--- WHAT THE TASK REQUIRES ---
Repeat all of the material below exactly as written, images excluded.

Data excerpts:

◆ ◆ ◆ ◆

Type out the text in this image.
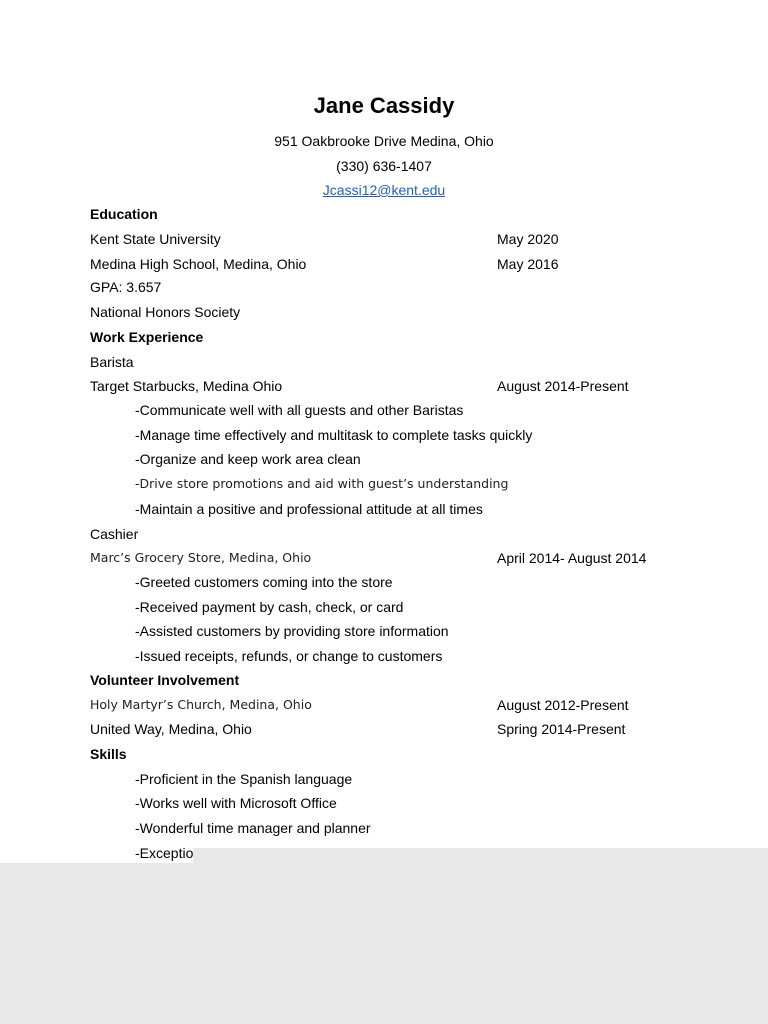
Jane Cassidy
951 Oakbrooke Drive Medina, Ohio
(330) 636-1407
Jcassi12@kent.edu
Education
Kent State University	May 2020
Medina High School, Medina, Ohio	May 2016
GPA: 3.657
National Honors Society
Work Experience
Barista
Target Starbucks, Medina Ohio	August 2014-Present
-Communicate well with all guests and other Baristas
-Manage time effectively and multitask to complete tasks quickly
-Organize and keep work area clean
-Drive store promotions and aid with guest’s understanding
-Maintain a positive and professional attitude at all times
Cashier
Marc’s Grocery Store, Medina, Ohio	April 2014- August 2014
-Greeted customers coming into the store
-Received payment by cash, check, or card
-Assisted customers by providing store information
-Issued receipts, refunds, or change to customers
Volunteer Involvement
Holy Martyr’s Church, Medina, Ohio	August 2012-Present
United Way, Medina, Ohio	Spring 2014-Present
Skills
-Proficient in the Spanish language
-Works well with Microsoft Office
-Wonderful time manager and planner
-Exceptio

◆ ◆ ◆ ◆

--- PROBLEM SOLUTION ---
Type out the text in this image.
Jane Cassidy
951 Oakbrooke Drive Medina, Ohio
(330) 636-1407
Jcassi12@kent.edu
Education
Kent State University	May 2020
Medina High School, Medina, Ohio	May 2016
GPA: 3.657
National Honors Society
Work Experience
Barista
Target Starbucks, Medina Ohio	August 2014-Present
-Communicate well with all guests and other Baristas
-Manage time effectively and multitask to complete tasks quickly
-Organize and keep work area clean
-Drive store promotions and aid with guest’s understanding
-Maintain a positive and professional attitude at all times
Cashier
Marc’s Grocery Store, Medina, Ohio	April 2014- August 2014
-Greeted customers coming into the store
-Received payment by cash, check, or card
-Assisted customers by providing store information
-Issued receipts, refunds, or change to customers
Volunteer Involvement
Holy Martyr’s Church, Medina, Ohio	August 2012-Present
United Way, Medina, Ohio	Spring 2014-Present
Skills
-Proficient in the Spanish language
-Works well with Microsoft Office
-Wonderful time manager and planner
-Exceptio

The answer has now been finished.